-- REQUIRED TASK --
Copy everything in the data below exactly except the pictures.

[Collected data]
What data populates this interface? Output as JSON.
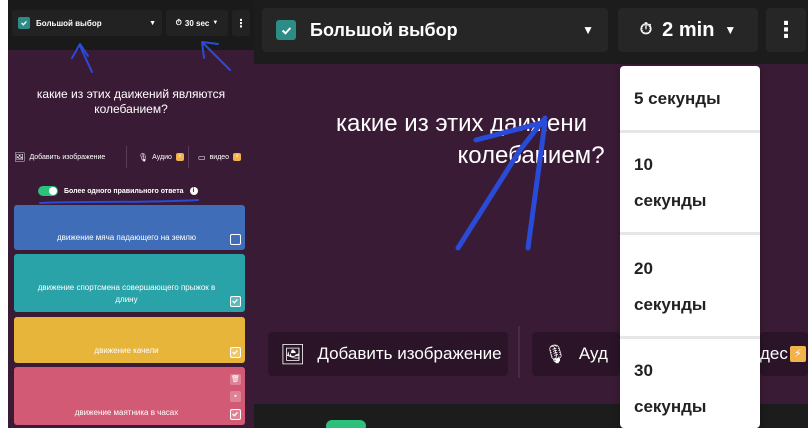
{
  "left": {
    "question_type": "Большой выбор",
    "timer": "30 sec",
    "more": "⋮",
    "question": "какие из этих даижений являются колебанием?",
    "media": {
      "image": "Добавить изображение",
      "audio": "Аудио",
      "video": "видео"
    },
    "multi_correct_label": "Более одного правильного ответа",
    "answers": [
      {
        "text": "движение мяча падающего на землю",
        "color": "#3f6db8",
        "checked": false
      },
      {
        "text": "движение спортсмена совершающего прыжок в длину",
        "color": "#2aa3a8",
        "checked": true
      },
      {
        "text": "движение качели",
        "color": "#e8b53b",
        "checked": true
      },
      {
        "text": "движение маятника в часах",
        "color": "#d25a74",
        "checked": true
      }
    ]
  },
  "right": {
    "question_type": "Большой выбор",
    "timer": "2 min",
    "more": "⋮",
    "question_line1": "какие из этих даижени",
    "question_line1_tail": "я",
    "question_line2": "колебанием",
    "question_line2_tail": "?",
    "media": {
      "image": "Добавить изображение",
      "audio": "Ауд",
      "video": "дес"
    },
    "timer_options": [
      [
        "5 секунды"
      ],
      [
        "10",
        "секунды"
      ],
      [
        "20",
        "секунды"
      ],
      [
        "30",
        "секунды"
      ]
    ]
  },
  "colors": {
    "accent_teal": "#2d8c86",
    "card_purple": "#3a1b35",
    "toggle_green": "#2cc07a",
    "badge_orange": "#f2b24c",
    "annotation_blue": "#2a4bd8"
  }
}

-- SOLUTION TO THIS PROBLEM --
What data populates this interface? Output as JSON.
{
  "left": {
    "question_type": "Большой выбор",
    "timer": "30 sec",
    "more": "⋮",
    "question": "какие из этих даижений являются колебанием?",
    "media": {
      "image": "Добавить изображение",
      "audio": "Аудио",
      "video": "видео"
    },
    "multi_correct_label": "Более одного правильного ответа",
    "answers": [
      {
        "text": "движение мяча падающего на землю",
        "color": "#3f6db8",
        "checked": false
      },
      {
        "text": "движение спортсмена совершающего прыжок в длину",
        "color": "#2aa3a8",
        "checked": true
      },
      {
        "text": "движение качели",
        "color": "#e8b53b",
        "checked": true
      },
      {
        "text": "движение маятника в часах",
        "color": "#d25a74",
        "checked": true
      }
    ]
  },
  "right": {
    "question_type": "Большой выбор",
    "timer": "2 min",
    "more": "⋮",
    "question_line1": "какие из этих даижени",
    "question_line1_tail": "я",
    "question_line2": "колебанием",
    "question_line2_tail": "?",
    "media": {
      "image": "Добавить изображение",
      "audio": "Ауд",
      "video": "дес"
    },
    "timer_options": [
      [
        "5 секунды"
      ],
      [
        "10",
        "секунды"
      ],
      [
        "20",
        "секунды"
      ],
      [
        "30",
        "секунды"
      ]
    ]
  },
  "colors": {
    "accent_teal": "#2d8c86",
    "card_purple": "#3a1b35",
    "toggle_green": "#2cc07a",
    "badge_orange": "#f2b24c",
    "annotation_blue": "#2a4bd8"
  }
}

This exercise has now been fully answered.